[Dataset listings of figures]
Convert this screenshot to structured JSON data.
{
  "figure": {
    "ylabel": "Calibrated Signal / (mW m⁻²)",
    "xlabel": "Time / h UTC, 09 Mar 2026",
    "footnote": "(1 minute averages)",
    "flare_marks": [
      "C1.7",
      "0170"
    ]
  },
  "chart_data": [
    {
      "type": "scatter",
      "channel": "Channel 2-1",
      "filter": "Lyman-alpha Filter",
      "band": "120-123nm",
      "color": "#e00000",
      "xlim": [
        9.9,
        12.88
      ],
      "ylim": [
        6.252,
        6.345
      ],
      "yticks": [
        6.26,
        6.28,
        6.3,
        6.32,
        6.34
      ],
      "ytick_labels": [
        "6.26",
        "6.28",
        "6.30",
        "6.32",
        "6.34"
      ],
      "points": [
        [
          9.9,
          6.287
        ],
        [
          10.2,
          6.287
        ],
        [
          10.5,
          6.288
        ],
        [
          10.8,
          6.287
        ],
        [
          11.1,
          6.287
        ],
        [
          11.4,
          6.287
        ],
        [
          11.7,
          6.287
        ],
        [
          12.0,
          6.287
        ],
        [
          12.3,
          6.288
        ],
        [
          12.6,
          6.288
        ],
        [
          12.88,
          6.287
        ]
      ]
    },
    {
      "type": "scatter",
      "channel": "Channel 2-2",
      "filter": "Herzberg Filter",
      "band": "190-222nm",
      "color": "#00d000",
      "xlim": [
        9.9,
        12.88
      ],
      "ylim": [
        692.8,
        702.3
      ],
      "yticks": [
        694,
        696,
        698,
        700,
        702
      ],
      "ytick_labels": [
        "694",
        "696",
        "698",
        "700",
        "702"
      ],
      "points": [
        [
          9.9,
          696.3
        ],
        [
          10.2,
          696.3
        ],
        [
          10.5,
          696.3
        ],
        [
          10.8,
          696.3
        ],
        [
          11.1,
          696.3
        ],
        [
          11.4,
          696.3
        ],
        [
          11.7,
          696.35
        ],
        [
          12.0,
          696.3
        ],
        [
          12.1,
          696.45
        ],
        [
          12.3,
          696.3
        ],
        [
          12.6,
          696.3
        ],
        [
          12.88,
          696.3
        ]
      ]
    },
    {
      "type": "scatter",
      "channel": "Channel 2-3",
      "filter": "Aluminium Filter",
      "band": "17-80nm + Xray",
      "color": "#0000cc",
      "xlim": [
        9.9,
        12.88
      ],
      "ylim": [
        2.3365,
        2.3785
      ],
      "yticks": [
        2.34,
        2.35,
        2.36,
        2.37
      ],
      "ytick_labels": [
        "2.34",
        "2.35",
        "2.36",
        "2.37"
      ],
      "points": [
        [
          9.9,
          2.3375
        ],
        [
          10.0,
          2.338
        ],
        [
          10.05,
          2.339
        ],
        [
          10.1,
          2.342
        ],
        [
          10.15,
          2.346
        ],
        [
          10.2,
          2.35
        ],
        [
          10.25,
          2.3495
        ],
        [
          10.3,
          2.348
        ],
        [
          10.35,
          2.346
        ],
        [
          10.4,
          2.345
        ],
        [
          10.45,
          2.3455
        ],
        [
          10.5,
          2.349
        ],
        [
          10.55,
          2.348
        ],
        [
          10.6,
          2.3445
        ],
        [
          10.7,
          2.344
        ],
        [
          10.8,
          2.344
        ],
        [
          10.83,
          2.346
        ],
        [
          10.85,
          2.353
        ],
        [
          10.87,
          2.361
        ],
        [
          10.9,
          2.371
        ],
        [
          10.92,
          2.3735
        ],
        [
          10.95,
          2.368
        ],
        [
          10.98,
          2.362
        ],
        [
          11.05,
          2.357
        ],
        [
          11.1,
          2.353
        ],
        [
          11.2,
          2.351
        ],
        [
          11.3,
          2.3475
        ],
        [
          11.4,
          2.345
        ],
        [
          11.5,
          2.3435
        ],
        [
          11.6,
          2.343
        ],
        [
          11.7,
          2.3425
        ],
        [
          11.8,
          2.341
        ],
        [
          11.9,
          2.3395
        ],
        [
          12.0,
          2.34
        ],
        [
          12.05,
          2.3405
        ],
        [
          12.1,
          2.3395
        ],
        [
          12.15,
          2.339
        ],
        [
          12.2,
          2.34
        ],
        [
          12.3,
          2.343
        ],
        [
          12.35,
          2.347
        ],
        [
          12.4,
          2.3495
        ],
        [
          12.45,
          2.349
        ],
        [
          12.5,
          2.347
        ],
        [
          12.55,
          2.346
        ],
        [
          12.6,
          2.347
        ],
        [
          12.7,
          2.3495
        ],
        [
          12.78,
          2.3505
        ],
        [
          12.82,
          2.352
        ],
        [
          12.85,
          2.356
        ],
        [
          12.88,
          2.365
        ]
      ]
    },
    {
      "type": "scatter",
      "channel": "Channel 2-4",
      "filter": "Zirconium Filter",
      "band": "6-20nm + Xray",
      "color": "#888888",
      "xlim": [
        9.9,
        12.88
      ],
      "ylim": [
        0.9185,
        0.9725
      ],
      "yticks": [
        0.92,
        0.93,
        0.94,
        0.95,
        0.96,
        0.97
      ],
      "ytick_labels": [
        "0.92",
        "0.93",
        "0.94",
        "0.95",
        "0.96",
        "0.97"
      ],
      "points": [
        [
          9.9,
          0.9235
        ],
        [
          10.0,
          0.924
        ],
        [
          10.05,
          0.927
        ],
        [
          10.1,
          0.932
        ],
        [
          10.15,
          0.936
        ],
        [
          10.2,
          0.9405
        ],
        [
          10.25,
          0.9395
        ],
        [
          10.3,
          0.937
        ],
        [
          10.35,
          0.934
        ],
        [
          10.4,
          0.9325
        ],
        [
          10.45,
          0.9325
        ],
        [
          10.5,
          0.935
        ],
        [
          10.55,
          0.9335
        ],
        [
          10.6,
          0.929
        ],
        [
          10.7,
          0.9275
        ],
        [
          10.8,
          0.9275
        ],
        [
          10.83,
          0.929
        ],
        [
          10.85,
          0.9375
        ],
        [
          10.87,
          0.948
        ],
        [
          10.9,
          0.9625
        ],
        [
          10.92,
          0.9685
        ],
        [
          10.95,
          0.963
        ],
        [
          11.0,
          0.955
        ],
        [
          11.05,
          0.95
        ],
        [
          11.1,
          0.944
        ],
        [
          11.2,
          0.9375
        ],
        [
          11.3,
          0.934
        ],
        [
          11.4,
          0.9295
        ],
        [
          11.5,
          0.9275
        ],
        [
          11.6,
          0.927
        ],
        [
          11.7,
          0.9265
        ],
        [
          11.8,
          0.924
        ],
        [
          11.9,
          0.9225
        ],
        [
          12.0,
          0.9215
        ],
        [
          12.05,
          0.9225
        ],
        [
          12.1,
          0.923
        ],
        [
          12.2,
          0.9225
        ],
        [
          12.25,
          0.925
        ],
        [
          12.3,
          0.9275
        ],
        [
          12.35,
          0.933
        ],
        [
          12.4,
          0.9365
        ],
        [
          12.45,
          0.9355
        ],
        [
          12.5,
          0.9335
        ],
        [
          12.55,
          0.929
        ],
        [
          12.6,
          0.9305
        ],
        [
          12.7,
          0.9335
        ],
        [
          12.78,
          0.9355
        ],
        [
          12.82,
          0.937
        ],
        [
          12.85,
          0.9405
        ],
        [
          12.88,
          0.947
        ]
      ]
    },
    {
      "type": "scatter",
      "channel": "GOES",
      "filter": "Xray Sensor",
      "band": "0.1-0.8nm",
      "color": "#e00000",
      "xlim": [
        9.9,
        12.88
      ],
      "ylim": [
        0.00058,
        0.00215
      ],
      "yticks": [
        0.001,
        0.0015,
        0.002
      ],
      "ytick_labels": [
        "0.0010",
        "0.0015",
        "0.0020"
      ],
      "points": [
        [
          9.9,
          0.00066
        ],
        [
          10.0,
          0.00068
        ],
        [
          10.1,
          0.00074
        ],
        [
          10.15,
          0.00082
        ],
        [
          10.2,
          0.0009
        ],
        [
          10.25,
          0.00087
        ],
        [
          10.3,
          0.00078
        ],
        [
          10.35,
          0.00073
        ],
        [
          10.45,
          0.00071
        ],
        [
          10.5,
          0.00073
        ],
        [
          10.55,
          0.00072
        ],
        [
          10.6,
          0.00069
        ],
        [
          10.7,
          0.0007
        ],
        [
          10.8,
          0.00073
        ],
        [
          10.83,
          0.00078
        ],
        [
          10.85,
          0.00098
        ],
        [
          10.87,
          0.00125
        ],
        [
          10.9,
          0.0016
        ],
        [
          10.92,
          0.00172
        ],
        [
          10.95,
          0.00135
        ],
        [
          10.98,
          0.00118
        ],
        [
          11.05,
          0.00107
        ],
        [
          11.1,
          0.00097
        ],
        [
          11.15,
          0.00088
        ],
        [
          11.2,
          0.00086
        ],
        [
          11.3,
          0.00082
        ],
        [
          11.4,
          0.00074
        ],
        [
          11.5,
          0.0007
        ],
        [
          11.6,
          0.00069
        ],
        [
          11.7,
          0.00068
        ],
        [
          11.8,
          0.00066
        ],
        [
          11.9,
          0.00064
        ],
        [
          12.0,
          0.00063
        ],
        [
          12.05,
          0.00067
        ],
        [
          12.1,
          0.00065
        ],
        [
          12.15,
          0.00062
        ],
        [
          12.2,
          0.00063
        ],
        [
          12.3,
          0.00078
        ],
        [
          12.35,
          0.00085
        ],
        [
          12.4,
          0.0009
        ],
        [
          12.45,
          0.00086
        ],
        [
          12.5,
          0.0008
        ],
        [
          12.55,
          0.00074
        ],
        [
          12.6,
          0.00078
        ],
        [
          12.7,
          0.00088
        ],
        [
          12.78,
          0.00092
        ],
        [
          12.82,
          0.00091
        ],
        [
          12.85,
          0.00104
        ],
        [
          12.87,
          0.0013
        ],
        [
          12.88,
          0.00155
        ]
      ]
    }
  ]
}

■ GOAL:
Using the listing, copy every line where the word "Xray" shows up.

■ THE RESPONSE:
      "band": "17-80nm + Xray",
      "band": "6-20nm + Xray",
      "filter": "Xray Sensor",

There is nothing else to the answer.